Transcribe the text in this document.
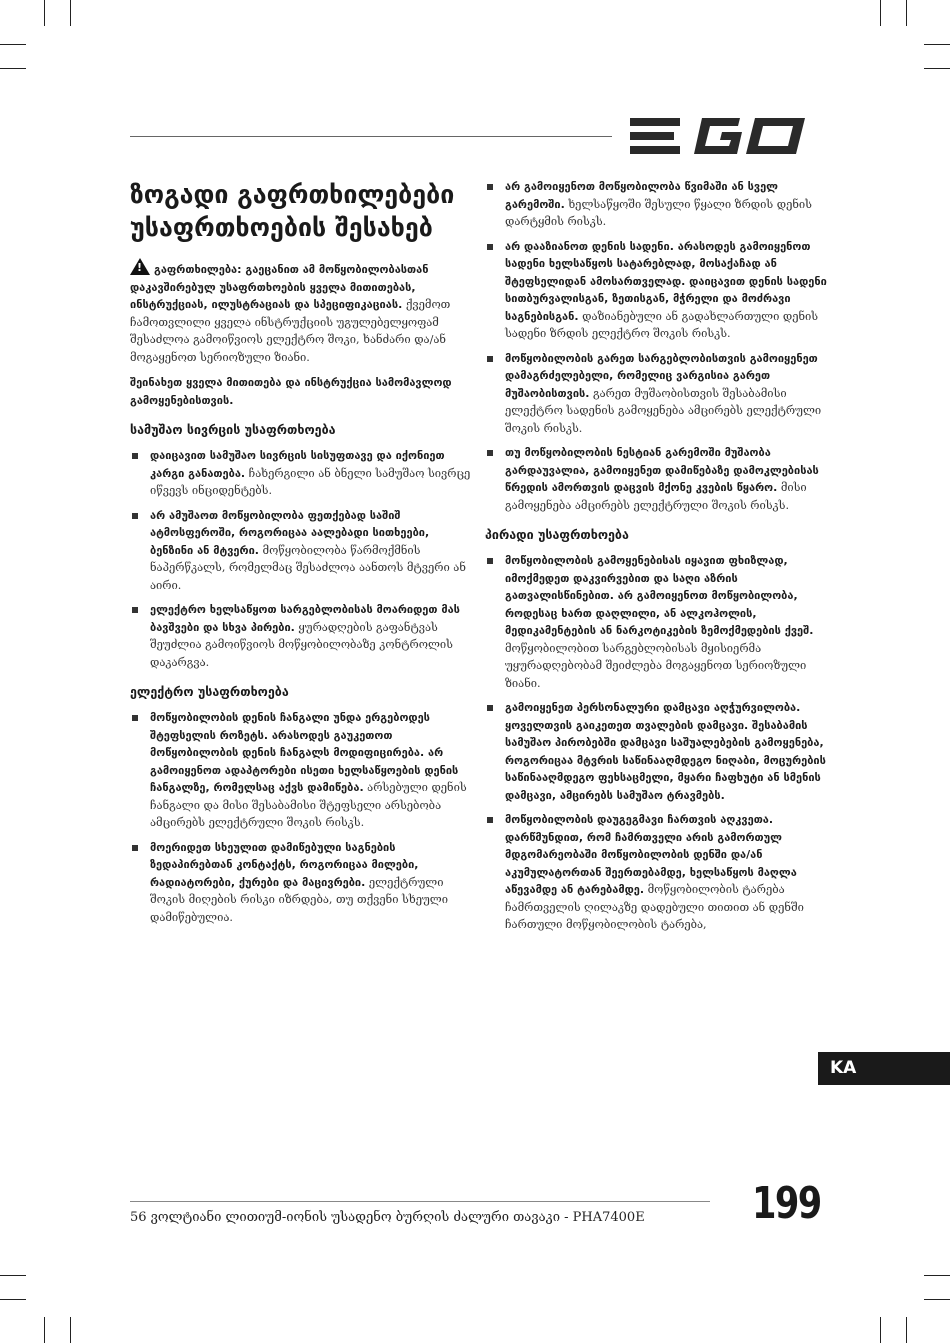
ზოგადი გაფრთხილებები უსაფრთხოების შესახებ

!გაფრთხილება: გაეცანით ამ მოწყობილობასთან დაკავშირებულ უსაფრთხოების ყველა მითითებას, ინსტრუქციას, ილუსტრაციას და სპეციფიკაციას. ქვემოთ ჩამოთვლილი ყველა ინსტრუქციის უგულებელყოფამ შესაძლოა გამოიწვიოს ელექტრო შოკი, ხანძარი და/ან მოგაყენოთ სერიოზული ზიანი.

შეინახეთ ყველა მითითება და ინსტრუქცია სამომავლოდ გამოყენებისთვის.

სამუშაო სივრცის უსაფრთხოება
დაიცავით სამუშაო სივრცის სისუფთავე და იქონიეთ კარგი განათება. ჩახერგილი ან ბნელი სამუშაო სივრცე იწვევს ინციდენტებს.
არ ამუშაოთ მოწყობილობა ფეთქებად საშიშ ატმოსფეროში, როგორიცაა აალებადი სითხეები, ბენზინი ან მტვერი. მოწყობილობა წარმოქმნის ნაპერწკალს, რომელმაც შესაძლოა აანთოს მტვერი ან აირი.
ელექტრო ხელსაწყოთ სარგებლობისას მოარიდეთ მას ბავშვები და სხვა პირები. ყურადღების გაფანტვას შეუძლია გამოიწვიოს მოწყობილობაზე კონტროლის დაკარგვა.
ელექტრო უსაფრთხოება
მოწყობილობის დენის ჩანგალი უნდა ერგებოდეს შტეფსელის როზეტს. არასოდეს გაუკეთოთ მოწყობილობის დენის ჩანგალს მოდიფიცირება. არ გამოიყენოთ ადაპტორები ისეთი ხელსაწყოების დენის ჩანგალზე, რომელსაც აქვს დამიწება. არსებული დენის ჩანგალი და მისი შესაბამისი შტეფსელი არსებობა ამცირებს ელექტრული შოკის რისკს.
მოერიდეთ სხეულით დამიწებული საგნების ზედაპირებთან კონტაქტს, როგორიცაა მილები, რადიატორები, ქურები და მაცივრები. ელექტრული შოკის მიღების რისკი იზრდება, თუ თქვენი სხეული დამიწებულია.
არ გამოიყენოთ მოწყობილობა წვიმაში ან სველ გარემოში. ხელსაწყოში შესული წყალი ზრდის დენის დარტყმის რისკს.
არ დააზიანოთ დენის სადენი. არასოდეს გამოიყენოთ სადენი ხელსაწყოს სატარებლად, მოსაქაჩად ან შტეფსელიდან ამოსართველად. დაიცავით დენის სადენი სითბურვალისგან, ზეთისგან, მჭრელი და მოძრავი საგნებისგან. დაზიანებული ან გადახლართული დენის სადენი ზრდის ელექტრო შოკის რისკს.
მოწყობილობის გარეთ სარგებლობისთვის გამოიყენეთ დამაგრძელებელი, რომელიც ვარგისია გარეთ მუშაობისთვის. გარეთ მუშაობისთვის შესაბამისი ელექტრო სადენის გამოყენება ამცირებს ელექტრული შოკის რისკს.
თუ მოწყობილობის ნესტიან გარემოში მუშაობა გარდაუვალია, გამოიყენეთ დამიწებაზე დამოკლებისას წრედის ამორთვის დაცვის მქონე კვების წყარო. მისი გამოყენება ამცირებს ელექტრული შოკის რისკს.
პირადი უსაფრთხოება
მოწყობილობის გამოყენებისას იყავით ფხიზლად, იმოქმედეთ დაკვირვებით და საღი აზრის გათვალისწინებით. არ გამოიყენოთ მოწყობილობა, როდესაც ხართ დაღლილი, ან ალკოჰოლის, მედიკამენტების ან ნარკოტიკების ზემოქმედების ქვეშ. მოწყობილობით სარგებლობისას მყისიერმა უყურადღებობამ შეიძლება მოგაყენოთ სერიოზული ზიანი.
გამოიყენეთ პერსონალური დამცავი აღჭურვილობა. ყოველთვის გაიკეთეთ თვალების დამცავი. შესაბამის სამუშაო პირობებში დამცავი საშუალებების გამოყენება, როგორიცაა მტვრის საწინააღმდეგო ნიღაბი, მოცურების საწინააღმდეგო ფეხსაცმელი, მყარი ჩაფხუტი ან სმენის დამცავი, ამცირებს სამუშაო ტრავმებს.
მოწყობილობის დაუგეგმავი ჩართვის აღკვეთა. დარწმუნდით, რომ ჩამრთველი არის გამორთულ მდგომარეობაში მოწყობილობის დენში და/ან აკუმულატორთან შეერთებამდე, ხელსაწყოს მაღლა აწევამდე ან ტარებამდე. მოწყობილობის ტარება ჩამრთველის ღილაკზე დადებული თითით ან დენში ჩართული მოწყობილობის ტარება,
KA
56 ვოლტიანი ლითიუმ-იონის უსადენო ბურღის ძალური თავაკი - PHA7400E 199
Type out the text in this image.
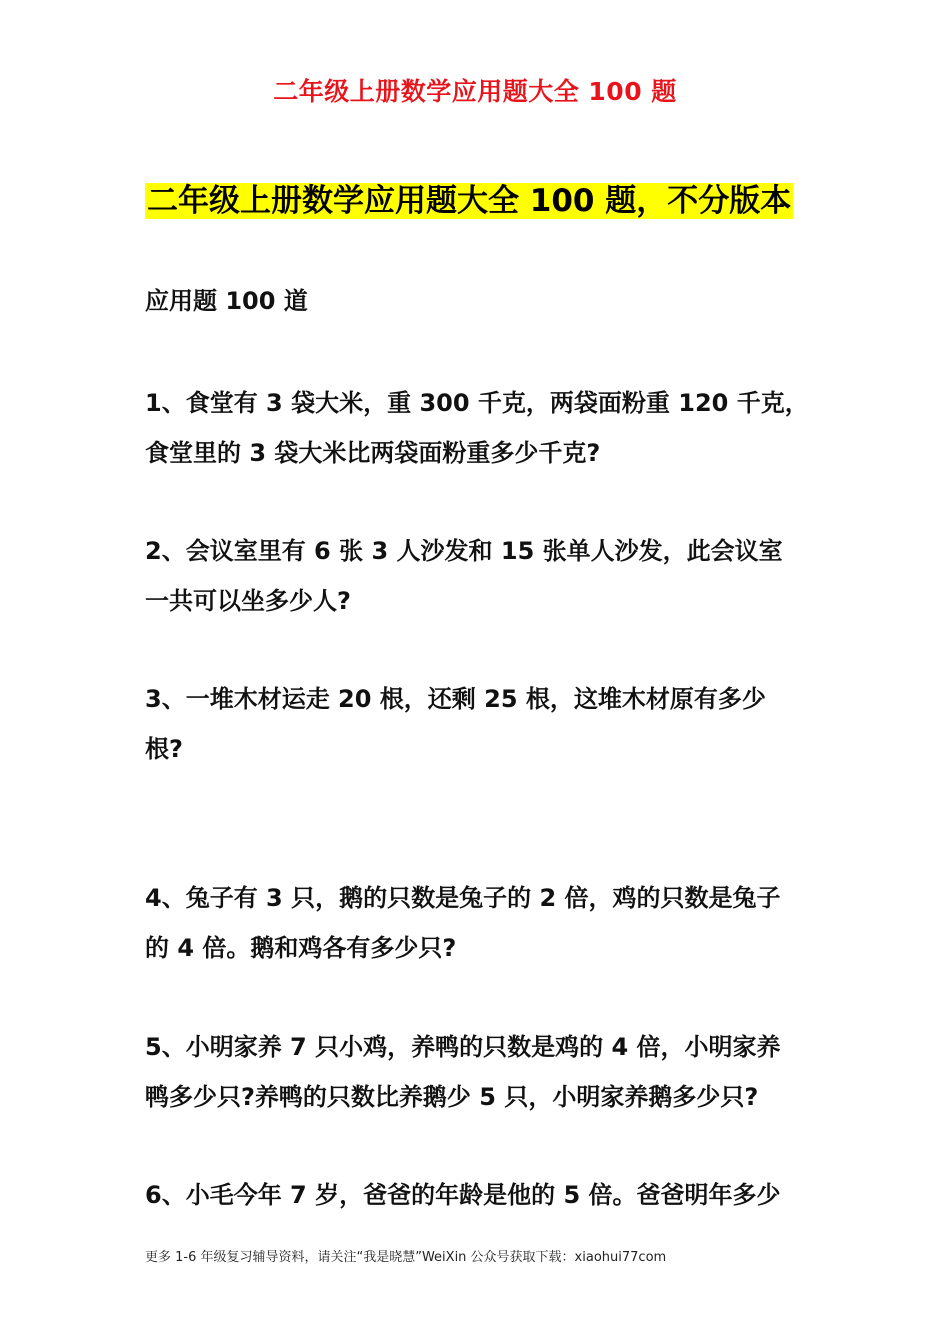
二年级上册数学应用题大全 100 题
二年级上册数学应用题大全 100 题，不分版本
应用题 100 道
1、食堂有 3 袋大米，重 300 千克，两袋面粉重 120 千克，
食堂里的 3 袋大米比两袋面粉重多少千克?
2、会议室里有 6 张 3 人沙发和 15 张单人沙发，此会议室
一共可以坐多少人?
3、一堆木材运走 20 根，还剩 25 根，这堆木材原有多少
根?
4、兔子有 3 只，鹅的只数是兔子的 2 倍，鸡的只数是兔子
的 4 倍。鹅和鸡各有多少只?
5、小明家养 7 只小鸡，养鸭的只数是鸡的 4 倍，小明家养
鸭多少只?养鸭的只数比养鹅少 5 只，小明家养鹅多少只?
6、小毛今年 7 岁，爸爸的年龄是他的 5 倍。爸爸明年多少
更多 1-6 年级复习辅导资料，请关注“我是晓慧”WeiXin 公众号获取下载：xiaohui77com
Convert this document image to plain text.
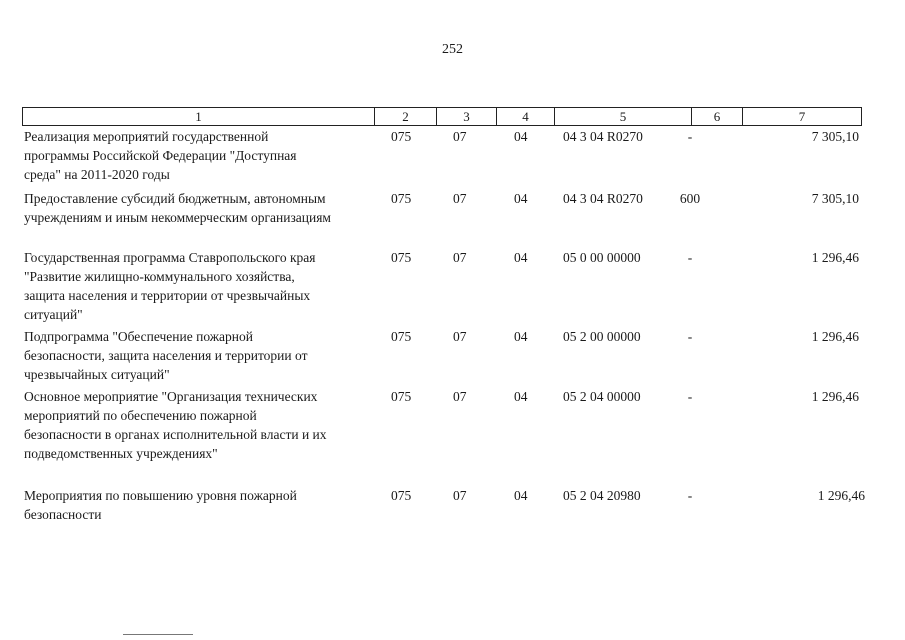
252
1	2	3	4	5	6	7
Реализация мероприятий государственной
программы Российской Федерации "Доступная
среда" на 2011-2020 годы
075	07	04	04 3 04 R0270	-	7 305,10
Предоставление субсидий бюджетным, автономным
учреждениям и иным некоммерческим организациям
075	07	04	04 3 04 R0270	600	7 305,10
Государственная программа Ставропольского края
"Развитие жилищно-коммунального хозяйства,
защита населения и территории от чрезвычайных
ситуаций"
075	07	04	05 0 00 00000	-	1 296,46
Подпрограмма "Обеспечение пожарной
безопасности, защита населения и территории от
чрезвычайных ситуаций"
075	07	04	05 2 00 00000	-	1 296,46
Основное мероприятие "Организация технических
мероприятий по обеспечению пожарной
безопасности в органах исполнительной власти и их
подведомственных учреждениях"
075	07	04	05 2 04 00000	-	1 296,46
Мероприятия по повышению уровня пожарной
безопасности
075	07	04	05 2 04 20980	-	1 296,46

☆ ☆ ☆ ☆ ☆

**What is being asked:**
From the data above, gather every line that includes the word "გარემოში".

**Solution below:**
არ გამოიყენოთ მოწყობილობა წვიმაში ან სველ გარემოში. ხელსაწყოში შესული წყალი ზრდის დენის დარტყმის რისკს.
თუ მოწყობილობის ნესტიან გარემოში მუშაობა გარდაუვალია, გამოიყენეთ დამიწებაზე დამოკლებისას წრედის ამორთვის დაცვის მქონე კვების წყარო. მისი გამოყენება ამცირებს ელექტრული შოკის რისკს.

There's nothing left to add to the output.